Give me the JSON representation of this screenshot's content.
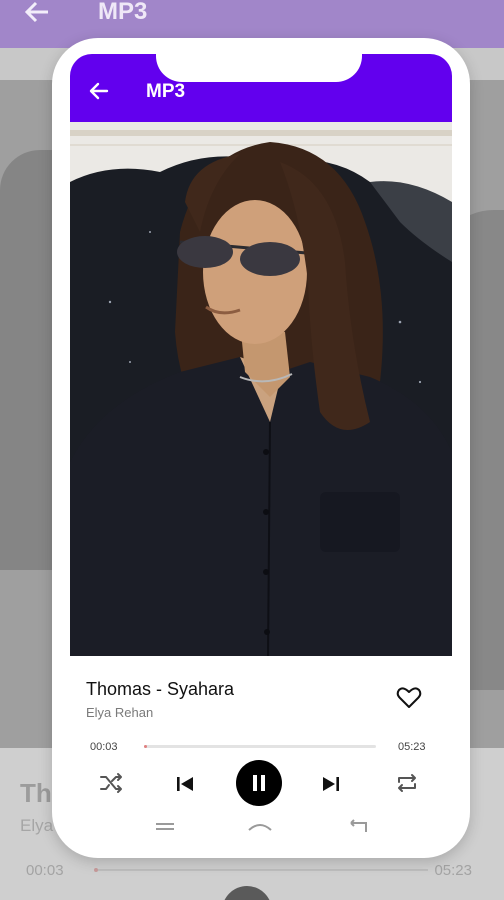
{
  "background_app": {
    "title": "MP3",
    "song_title": "Th",
    "artist": "Elya",
    "time_current": "00:03",
    "time_total": "05:23"
  },
  "header": {
    "title": "MP3",
    "back_icon": "arrow-back-icon",
    "color": "#6200ee"
  },
  "player": {
    "song_title": "Thomas - Syahara",
    "artist": "Elya Rehan",
    "time_current": "00:03",
    "time_total": "05:23",
    "progress_fraction": 0.01,
    "favorite_icon": "heart-outline-icon",
    "controls": [
      "shuffle-icon",
      "skip-previous-icon",
      "pause-icon",
      "skip-next-icon",
      "repeat-icon"
    ],
    "accent": "#e08080"
  },
  "system_nav": [
    "menu-icon",
    "home-icon",
    "back-icon"
  ]
}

■ ■ ■ ■ ■

- **What this task involves**
Where a line holds the string "icon", copy that line.

- **Expected answer**
    "back_icon": "arrow-back-icon",
    "favorite_icon": "heart-outline-icon",
      "shuffle-icon",
      "skip-previous-icon",
      "pause-icon",
      "skip-next-icon",
      "repeat-icon"
    "menu-icon",
    "home-icon",
    "back-icon"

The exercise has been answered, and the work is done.